— START OF Task inputs —
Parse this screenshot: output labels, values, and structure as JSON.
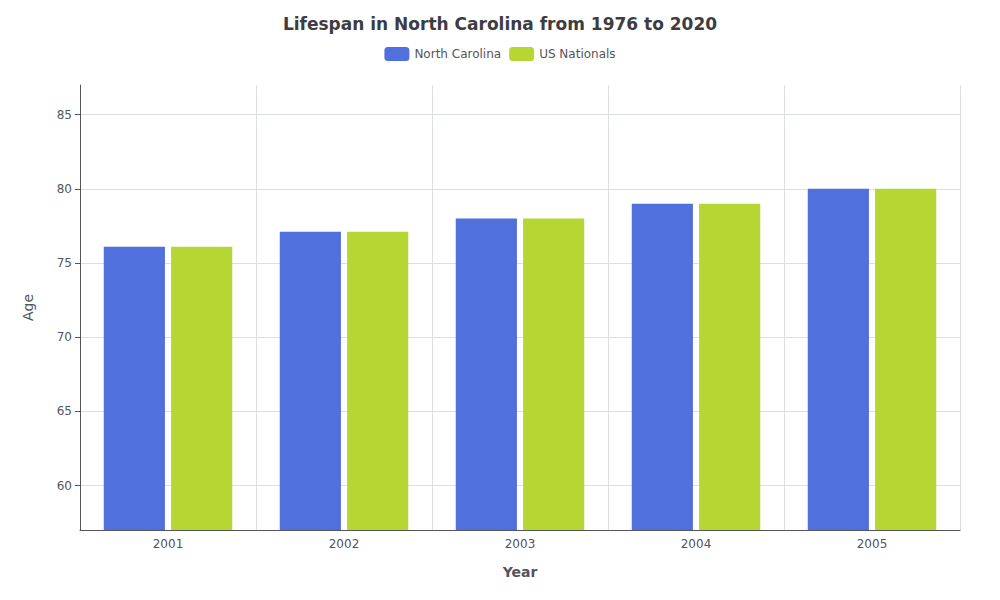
{
  "chart_data": {
    "type": "bar",
    "title": "Lifespan in North Carolina from 1976 to 2020",
    "xlabel": "Year",
    "ylabel": "Age",
    "categories": [
      "2001",
      "2002",
      "2003",
      "2004",
      "2005"
    ],
    "series": [
      {
        "name": "North Carolina",
        "values": [
          76.1,
          77.1,
          78.0,
          79.0,
          80.0
        ]
      },
      {
        "name": "US Nationals",
        "values": [
          76.1,
          77.1,
          78.0,
          79.0,
          80.0
        ]
      }
    ],
    "ylim": [
      57,
      87
    ],
    "yticks": [
      60,
      65,
      70,
      75,
      80,
      85
    ],
    "grid": true,
    "legend": "upper center"
  }
}
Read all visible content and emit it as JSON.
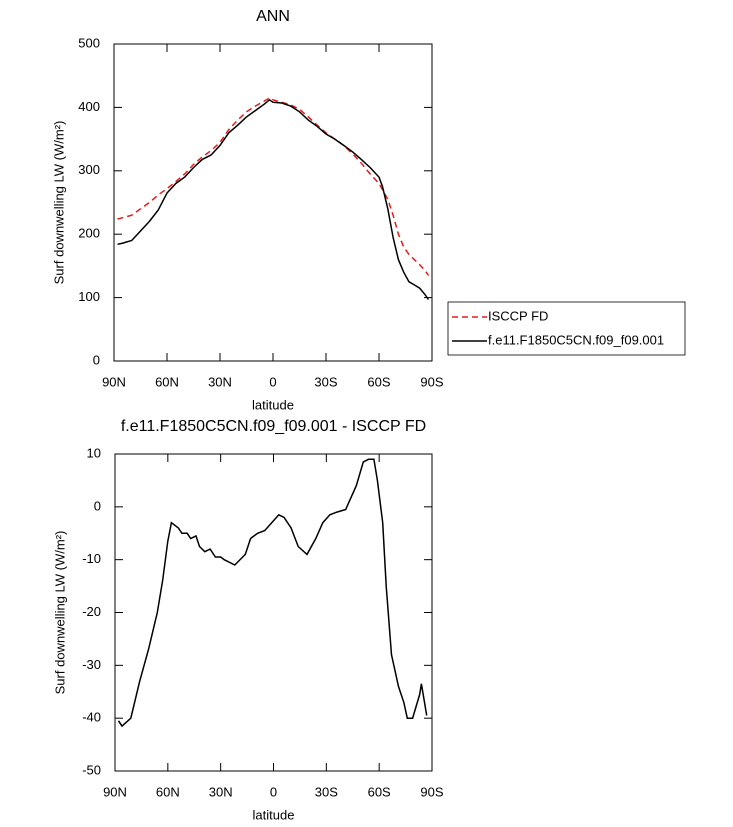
{
  "chart_data": [
    {
      "type": "line",
      "title": "ANN",
      "xlabel": "latitude",
      "ylabel": "Surf downwelling LW (W/m²)",
      "x": [
        88,
        85,
        80,
        75,
        70,
        65,
        60,
        55,
        50,
        45,
        40,
        35,
        30,
        25,
        20,
        15,
        10,
        5,
        2,
        0,
        -5,
        -10,
        -15,
        -20,
        -25,
        -30,
        -35,
        -40,
        -45,
        -50,
        -55,
        -60,
        -62,
        -65,
        -68,
        -71,
        -74,
        -77,
        -80,
        -83,
        -86,
        -88
      ],
      "series": [
        {
          "name": "ISCCP FD",
          "color": "#e8191b",
          "linestyle": "dashed",
          "values": [
            224,
            226,
            230,
            240,
            250,
            262,
            272,
            283,
            295,
            310,
            322,
            332,
            345,
            365,
            380,
            393,
            402,
            410,
            415,
            412,
            408,
            404,
            397,
            385,
            372,
            360,
            350,
            340,
            327,
            312,
            295,
            280,
            270,
            255,
            230,
            200,
            180,
            168,
            160,
            152,
            143,
            135
          ]
        },
        {
          "name": "f.e11.F1850C5CN.f09_f09.001",
          "color": "#000000",
          "linestyle": "solid",
          "values": [
            184,
            186,
            190,
            205,
            220,
            238,
            265,
            280,
            290,
            305,
            318,
            325,
            340,
            360,
            372,
            385,
            395,
            405,
            412,
            408,
            407,
            402,
            393,
            380,
            370,
            358,
            350,
            340,
            330,
            318,
            305,
            290,
            275,
            240,
            195,
            160,
            140,
            125,
            120,
            115,
            105,
            97
          ]
        }
      ],
      "xlim": [
        90,
        -90
      ],
      "xticks": [
        {
          "value": 90,
          "label": "90N"
        },
        {
          "value": 60,
          "label": "60N"
        },
        {
          "value": 30,
          "label": "30N"
        },
        0,
        {
          "value": -30,
          "label": "30S"
        },
        {
          "value": -60,
          "label": "60S"
        },
        {
          "value": -90,
          "label": "90S"
        }
      ],
      "ylim": [
        0,
        500
      ],
      "yticks": [
        0,
        100,
        200,
        300,
        400,
        500
      ],
      "legend": "right"
    },
    {
      "type": "line",
      "title": "f.e11.F1850C5CN.f09_f09.001 - ISCCP FD",
      "xlabel": "latitude",
      "ylabel": "Surf downwelling LW (W/m²)",
      "x": [
        88,
        86,
        81,
        76,
        71,
        66,
        63,
        60,
        58,
        54,
        52,
        49,
        47,
        44,
        42,
        39,
        36,
        33,
        30,
        28,
        22,
        16,
        13,
        9,
        5,
        1,
        -3,
        -6,
        -10,
        -14,
        -19,
        -24,
        -28,
        -32,
        -36,
        -41,
        -43,
        -47,
        -51,
        -54,
        -57,
        -59,
        -62,
        -64,
        -67,
        -71,
        -74,
        -76,
        -79,
        -83,
        -84,
        -87
      ],
      "values": [
        -40.5,
        -41.5,
        -40,
        -33,
        -27,
        -20,
        -14,
        -6.5,
        -3,
        -4,
        -5,
        -5,
        -6,
        -5.5,
        -7.5,
        -8.5,
        -8,
        -9.5,
        -9.5,
        -10,
        -11,
        -9,
        -6,
        -5,
        -4.5,
        -3,
        -1.5,
        -2,
        -4,
        -7.5,
        -9,
        -6,
        -3,
        -1.5,
        -1,
        -0.5,
        1,
        4,
        8.5,
        9,
        9,
        5,
        -3,
        -15,
        -28,
        -34,
        -37,
        -40,
        -40,
        -35.5,
        -33.5,
        -39.5
      ],
      "color": "#000000",
      "xlim": [
        90,
        -90
      ],
      "xticks": [
        {
          "value": 90,
          "label": "90N"
        },
        {
          "value": 60,
          "label": "60N"
        },
        {
          "value": 30,
          "label": "30N"
        },
        0,
        {
          "value": -30,
          "label": "30S"
        },
        {
          "value": -60,
          "label": "60S"
        },
        {
          "value": -90,
          "label": "90S"
        }
      ],
      "ylim": [
        -50,
        10
      ],
      "yticks": [
        -50,
        -40,
        -30,
        -20,
        -10,
        0,
        10
      ]
    }
  ]
}
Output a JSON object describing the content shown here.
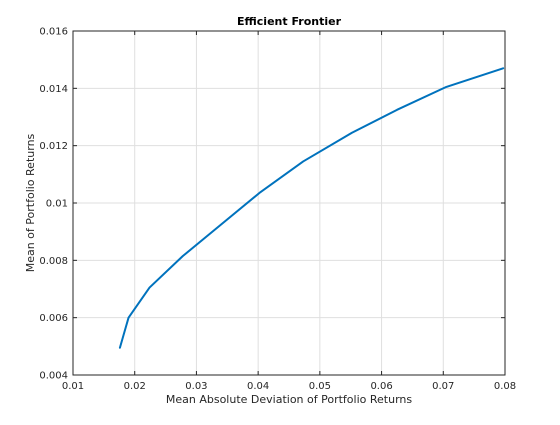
{
  "chart_data": {
    "type": "line",
    "title": "Efficient Frontier",
    "xlabel": "Mean Absolute Deviation of Portfolio Returns",
    "ylabel": "Mean of Portfolio Returns",
    "xlim": [
      0.01,
      0.08
    ],
    "ylim": [
      0.004,
      0.016
    ],
    "xticks": [
      0.01,
      0.02,
      0.03,
      0.04,
      0.05,
      0.06,
      0.07,
      0.08
    ],
    "xtick_labels": [
      "0.01",
      "0.02",
      "0.03",
      "0.04",
      "0.05",
      "0.06",
      "0.07",
      "0.08"
    ],
    "yticks": [
      0.004,
      0.006,
      0.008,
      0.01,
      0.012,
      0.014,
      0.016
    ],
    "ytick_labels": [
      "0.004",
      "0.006",
      "0.008",
      "0.01",
      "0.012",
      "0.014",
      "0.016"
    ],
    "grid": true,
    "series": [
      {
        "color": "#0072bd",
        "x": [
          0.0176,
          0.019,
          0.0224,
          0.0278,
          0.034,
          0.0402,
          0.0473,
          0.0552,
          0.0625,
          0.0705,
          0.0797
        ],
        "y": [
          0.00495,
          0.006,
          0.00705,
          0.00815,
          0.00925,
          0.01035,
          0.01145,
          0.01245,
          0.01325,
          0.01405,
          0.0147
        ]
      }
    ]
  }
}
— END OF Task inputs —
* Direction *
Print each of the records above exactly as written, leaving no picture in the copy.

* Solution for this exercise *
Parse this screenshot: output labels, values, and structure as JSON.
{
  "chart_data": {
    "type": "bar",
    "title": "Lifespan in North Carolina from 1976 to 2020",
    "xlabel": "Year",
    "ylabel": "Age",
    "categories": [
      "2001",
      "2002",
      "2003",
      "2004",
      "2005"
    ],
    "series": [
      {
        "name": "North Carolina",
        "values": [
          76.1,
          77.1,
          78.0,
          79.0,
          80.0
        ]
      },
      {
        "name": "US Nationals",
        "values": [
          76.1,
          77.1,
          78.0,
          79.0,
          80.0
        ]
      }
    ],
    "ylim": [
      57,
      87
    ],
    "yticks": [
      60,
      65,
      70,
      75,
      80,
      85
    ],
    "grid": true,
    "legend": "upper center"
  }
}
Read all visible content and emit it as JSON.
{
  "chart_data": [
    {
      "type": "line",
      "title": "ANN",
      "xlabel": "latitude",
      "ylabel": "Surf downwelling LW (W/m²)",
      "x": [
        88,
        85,
        80,
        75,
        70,
        65,
        60,
        55,
        50,
        45,
        40,
        35,
        30,
        25,
        20,
        15,
        10,
        5,
        2,
        0,
        -5,
        -10,
        -15,
        -20,
        -25,
        -30,
        -35,
        -40,
        -45,
        -50,
        -55,
        -60,
        -62,
        -65,
        -68,
        -71,
        -74,
        -77,
        -80,
        -83,
        -86,
        -88
      ],
      "series": [
        {
          "name": "ISCCP FD",
          "color": "#e8191b",
          "linestyle": "dashed",
          "values": [
            224,
            226,
            230,
            240,
            250,
            262,
            272,
            283,
            295,
            310,
            322,
            332,
            345,
            365,
            380,
            393,
            402,
            410,
            415,
            412,
            408,
            404,
            397,
            385,
            372,
            360,
            350,
            340,
            327,
            312,
            295,
            280,
            270,
            255,
            230,
            200,
            180,
            168,
            160,
            152,
            143,
            135
          ]
        },
        {
          "name": "f.e11.F1850C5CN.f09_f09.001",
          "color": "#000000",
          "linestyle": "solid",
          "values": [
            184,
            186,
            190,
            205,
            220,
            238,
            265,
            280,
            290,
            305,
            318,
            325,
            340,
            360,
            372,
            385,
            395,
            405,
            412,
            408,
            407,
            402,
            393,
            380,
            370,
            358,
            350,
            340,
            330,
            318,
            305,
            290,
            275,
            240,
            195,
            160,
            140,
            125,
            120,
            115,
            105,
            97
          ]
        }
      ],
      "xlim": [
        90,
        -90
      ],
      "xticks": [
        {
          "value": 90,
          "label": "90N"
        },
        {
          "value": 60,
          "label": "60N"
        },
        {
          "value": 30,
          "label": "30N"
        },
        0,
        {
          "value": -30,
          "label": "30S"
        },
        {
          "value": -60,
          "label": "60S"
        },
        {
          "value": -90,
          "label": "90S"
        }
      ],
      "ylim": [
        0,
        500
      ],
      "yticks": [
        0,
        100,
        200,
        300,
        400,
        500
      ],
      "legend": "right"
    },
    {
      "type": "line",
      "title": "f.e11.F1850C5CN.f09_f09.001 - ISCCP FD",
      "xlabel": "latitude",
      "ylabel": "Surf downwelling LW (W/m²)",
      "x": [
        88,
        86,
        81,
        76,
        71,
        66,
        63,
        60,
        58,
        54,
        52,
        49,
        47,
        44,
        42,
        39,
        36,
        33,
        30,
        28,
        22,
        16,
        13,
        9,
        5,
        1,
        -3,
        -6,
        -10,
        -14,
        -19,
        -24,
        -28,
        -32,
        -36,
        -41,
        -43,
        -47,
        -51,
        -54,
        -57,
        -59,
        -62,
        -64,
        -67,
        -71,
        -74,
        -76,
        -79,
        -83,
        -84,
        -87
      ],
      "values": [
        -40.5,
        -41.5,
        -40,
        -33,
        -27,
        -20,
        -14,
        -6.5,
        -3,
        -4,
        -5,
        -5,
        -6,
        -5.5,
        -7.5,
        -8.5,
        -8,
        -9.5,
        -9.5,
        -10,
        -11,
        -9,
        -6,
        -5,
        -4.5,
        -3,
        -1.5,
        -2,
        -4,
        -7.5,
        -9,
        -6,
        -3,
        -1.5,
        -1,
        -0.5,
        1,
        4,
        8.5,
        9,
        9,
        5,
        -3,
        -15,
        -28,
        -34,
        -37,
        -40,
        -40,
        -35.5,
        -33.5,
        -39.5
      ],
      "color": "#000000",
      "xlim": [
        90,
        -90
      ],
      "xticks": [
        {
          "value": 90,
          "label": "90N"
        },
        {
          "value": 60,
          "label": "60N"
        },
        {
          "value": 30,
          "label": "30N"
        },
        0,
        {
          "value": -30,
          "label": "30S"
        },
        {
          "value": -60,
          "label": "60S"
        },
        {
          "value": -90,
          "label": "90S"
        }
      ],
      "ylim": [
        -50,
        10
      ],
      "yticks": [
        -50,
        -40,
        -30,
        -20,
        -10,
        0,
        10
      ]
    }
  ]
}
Output a JSON object describing the content shown here.
{
  "chart_data": {
    "type": "line",
    "title": "Efficient Frontier",
    "xlabel": "Mean Absolute Deviation of Portfolio Returns",
    "ylabel": "Mean of Portfolio Returns",
    "xlim": [
      0.01,
      0.08
    ],
    "ylim": [
      0.004,
      0.016
    ],
    "xticks": [
      0.01,
      0.02,
      0.03,
      0.04,
      0.05,
      0.06,
      0.07,
      0.08
    ],
    "xtick_labels": [
      "0.01",
      "0.02",
      "0.03",
      "0.04",
      "0.05",
      "0.06",
      "0.07",
      "0.08"
    ],
    "yticks": [
      0.004,
      0.006,
      0.008,
      0.01,
      0.012,
      0.014,
      0.016
    ],
    "ytick_labels": [
      "0.004",
      "0.006",
      "0.008",
      "0.01",
      "0.012",
      "0.014",
      "0.016"
    ],
    "grid": true,
    "series": [
      {
        "color": "#0072bd",
        "x": [
          0.0176,
          0.019,
          0.0224,
          0.0278,
          0.034,
          0.0402,
          0.0473,
          0.0552,
          0.0625,
          0.0705,
          0.0797
        ],
        "y": [
          0.00495,
          0.006,
          0.00705,
          0.00815,
          0.00925,
          0.01035,
          0.01145,
          0.01245,
          0.01325,
          0.01405,
          0.0147
        ]
      }
    ]
  }
}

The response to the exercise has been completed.